From the listing below, return each line that includes "Climate".

◆ **SOURCE RECORDS**:
::::::::::
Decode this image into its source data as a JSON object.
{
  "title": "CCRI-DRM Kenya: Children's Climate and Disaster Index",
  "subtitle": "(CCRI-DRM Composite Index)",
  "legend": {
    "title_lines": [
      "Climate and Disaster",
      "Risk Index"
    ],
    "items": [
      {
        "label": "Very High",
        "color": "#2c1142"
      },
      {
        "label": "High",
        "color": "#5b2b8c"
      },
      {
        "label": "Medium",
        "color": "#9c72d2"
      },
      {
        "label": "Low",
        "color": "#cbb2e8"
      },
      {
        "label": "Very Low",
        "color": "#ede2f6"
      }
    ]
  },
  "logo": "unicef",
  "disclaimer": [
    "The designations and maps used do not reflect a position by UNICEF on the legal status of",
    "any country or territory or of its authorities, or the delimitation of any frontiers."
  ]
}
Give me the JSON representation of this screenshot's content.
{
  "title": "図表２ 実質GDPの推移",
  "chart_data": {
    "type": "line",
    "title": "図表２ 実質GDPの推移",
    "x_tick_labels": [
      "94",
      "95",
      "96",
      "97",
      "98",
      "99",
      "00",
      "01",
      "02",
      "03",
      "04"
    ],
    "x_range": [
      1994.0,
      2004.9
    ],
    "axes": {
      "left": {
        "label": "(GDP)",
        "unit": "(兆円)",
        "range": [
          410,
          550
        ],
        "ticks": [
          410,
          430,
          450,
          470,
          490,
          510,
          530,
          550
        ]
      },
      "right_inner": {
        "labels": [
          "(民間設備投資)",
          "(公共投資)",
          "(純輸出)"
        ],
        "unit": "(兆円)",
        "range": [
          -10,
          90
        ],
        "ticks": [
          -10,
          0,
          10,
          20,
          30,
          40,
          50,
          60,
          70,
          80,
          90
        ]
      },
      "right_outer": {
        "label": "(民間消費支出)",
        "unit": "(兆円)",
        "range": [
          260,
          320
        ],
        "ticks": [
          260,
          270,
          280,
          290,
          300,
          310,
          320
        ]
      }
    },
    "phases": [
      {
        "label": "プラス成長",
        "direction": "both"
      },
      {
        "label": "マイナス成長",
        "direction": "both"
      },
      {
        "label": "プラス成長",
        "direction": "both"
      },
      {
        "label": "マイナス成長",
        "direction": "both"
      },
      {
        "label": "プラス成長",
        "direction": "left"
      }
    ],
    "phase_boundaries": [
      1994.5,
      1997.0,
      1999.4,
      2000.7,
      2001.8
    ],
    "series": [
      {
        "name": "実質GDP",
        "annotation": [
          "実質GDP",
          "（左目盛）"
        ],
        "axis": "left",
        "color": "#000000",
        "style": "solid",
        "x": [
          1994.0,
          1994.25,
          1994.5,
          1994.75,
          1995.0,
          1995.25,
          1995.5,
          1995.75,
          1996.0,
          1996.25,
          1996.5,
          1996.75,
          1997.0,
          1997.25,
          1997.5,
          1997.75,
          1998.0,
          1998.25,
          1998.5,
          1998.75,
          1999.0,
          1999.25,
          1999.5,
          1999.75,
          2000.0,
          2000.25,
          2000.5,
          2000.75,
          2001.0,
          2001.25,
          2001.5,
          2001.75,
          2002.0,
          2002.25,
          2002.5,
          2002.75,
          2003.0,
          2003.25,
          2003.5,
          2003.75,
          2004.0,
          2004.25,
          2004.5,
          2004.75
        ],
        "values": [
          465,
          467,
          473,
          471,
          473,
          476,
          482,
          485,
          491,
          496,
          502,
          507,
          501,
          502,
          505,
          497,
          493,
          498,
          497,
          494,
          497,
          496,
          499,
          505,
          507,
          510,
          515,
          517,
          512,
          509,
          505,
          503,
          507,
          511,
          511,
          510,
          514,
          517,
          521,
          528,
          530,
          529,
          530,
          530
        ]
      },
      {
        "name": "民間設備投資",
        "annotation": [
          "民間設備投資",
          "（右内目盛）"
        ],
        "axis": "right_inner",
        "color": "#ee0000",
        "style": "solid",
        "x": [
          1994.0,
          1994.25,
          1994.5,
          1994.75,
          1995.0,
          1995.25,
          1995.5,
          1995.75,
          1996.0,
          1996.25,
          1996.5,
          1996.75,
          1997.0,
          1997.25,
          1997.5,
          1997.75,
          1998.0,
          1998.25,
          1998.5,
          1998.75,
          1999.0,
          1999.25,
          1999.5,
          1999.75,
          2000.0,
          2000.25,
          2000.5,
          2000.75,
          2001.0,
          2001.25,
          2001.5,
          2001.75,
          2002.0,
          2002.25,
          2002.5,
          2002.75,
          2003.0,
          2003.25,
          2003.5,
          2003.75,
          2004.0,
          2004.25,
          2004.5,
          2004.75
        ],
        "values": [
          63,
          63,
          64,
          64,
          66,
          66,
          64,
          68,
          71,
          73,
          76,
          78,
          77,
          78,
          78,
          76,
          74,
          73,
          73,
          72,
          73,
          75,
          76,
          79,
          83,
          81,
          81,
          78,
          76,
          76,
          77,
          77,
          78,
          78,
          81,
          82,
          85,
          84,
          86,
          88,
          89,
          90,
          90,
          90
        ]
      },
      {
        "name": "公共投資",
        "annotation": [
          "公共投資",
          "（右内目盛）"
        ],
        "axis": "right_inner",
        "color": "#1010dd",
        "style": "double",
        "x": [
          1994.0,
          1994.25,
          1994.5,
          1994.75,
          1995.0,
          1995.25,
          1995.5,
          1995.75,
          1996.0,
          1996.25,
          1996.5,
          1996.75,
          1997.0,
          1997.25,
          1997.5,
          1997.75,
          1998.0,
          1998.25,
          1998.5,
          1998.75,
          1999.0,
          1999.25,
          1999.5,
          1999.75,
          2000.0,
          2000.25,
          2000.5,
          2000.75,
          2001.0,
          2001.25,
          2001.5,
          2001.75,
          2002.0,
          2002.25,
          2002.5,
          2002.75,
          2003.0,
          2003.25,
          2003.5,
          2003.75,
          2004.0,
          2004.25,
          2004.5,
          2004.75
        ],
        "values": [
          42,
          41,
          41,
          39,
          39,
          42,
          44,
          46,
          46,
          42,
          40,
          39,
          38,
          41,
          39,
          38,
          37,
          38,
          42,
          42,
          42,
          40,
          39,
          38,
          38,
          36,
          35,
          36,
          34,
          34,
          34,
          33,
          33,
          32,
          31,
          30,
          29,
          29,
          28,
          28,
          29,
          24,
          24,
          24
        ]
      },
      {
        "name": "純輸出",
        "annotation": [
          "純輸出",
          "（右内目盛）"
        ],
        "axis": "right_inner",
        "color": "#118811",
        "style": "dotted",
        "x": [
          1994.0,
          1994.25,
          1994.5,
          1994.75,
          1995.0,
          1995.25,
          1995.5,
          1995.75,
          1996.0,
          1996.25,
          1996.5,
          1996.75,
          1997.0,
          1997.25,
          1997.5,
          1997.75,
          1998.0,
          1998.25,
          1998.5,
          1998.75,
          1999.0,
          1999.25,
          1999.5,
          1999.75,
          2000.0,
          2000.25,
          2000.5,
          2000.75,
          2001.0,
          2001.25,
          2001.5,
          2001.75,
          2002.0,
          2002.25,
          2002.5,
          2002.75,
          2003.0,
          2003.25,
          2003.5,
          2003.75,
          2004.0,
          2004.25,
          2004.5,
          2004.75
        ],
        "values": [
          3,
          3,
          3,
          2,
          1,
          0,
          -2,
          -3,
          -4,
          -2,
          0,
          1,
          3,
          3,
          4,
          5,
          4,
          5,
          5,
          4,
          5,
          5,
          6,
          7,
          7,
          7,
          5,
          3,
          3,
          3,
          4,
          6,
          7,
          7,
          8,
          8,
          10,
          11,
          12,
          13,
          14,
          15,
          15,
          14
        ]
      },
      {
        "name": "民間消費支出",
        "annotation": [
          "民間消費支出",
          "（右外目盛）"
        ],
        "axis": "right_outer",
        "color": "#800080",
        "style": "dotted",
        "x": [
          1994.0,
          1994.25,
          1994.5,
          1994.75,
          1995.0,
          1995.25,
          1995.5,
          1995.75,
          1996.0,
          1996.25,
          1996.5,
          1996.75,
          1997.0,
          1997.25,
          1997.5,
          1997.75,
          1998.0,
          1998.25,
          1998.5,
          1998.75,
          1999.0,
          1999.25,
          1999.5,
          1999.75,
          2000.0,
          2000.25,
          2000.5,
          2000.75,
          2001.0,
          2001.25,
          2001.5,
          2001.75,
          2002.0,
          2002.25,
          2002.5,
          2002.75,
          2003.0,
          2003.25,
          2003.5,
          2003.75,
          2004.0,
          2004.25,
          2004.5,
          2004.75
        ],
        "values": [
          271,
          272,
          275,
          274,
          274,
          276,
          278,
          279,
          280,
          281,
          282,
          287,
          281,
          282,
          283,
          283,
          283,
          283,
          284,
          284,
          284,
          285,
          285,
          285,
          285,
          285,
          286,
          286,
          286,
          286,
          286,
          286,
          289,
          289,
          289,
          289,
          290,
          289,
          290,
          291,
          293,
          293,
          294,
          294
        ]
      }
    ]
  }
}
::::::::::
◆ **SOLVED EXERCISE**:
  "title": "CCRI-DRM Kenya: Children's Climate and Disaster Index",
      "Climate and Disaster",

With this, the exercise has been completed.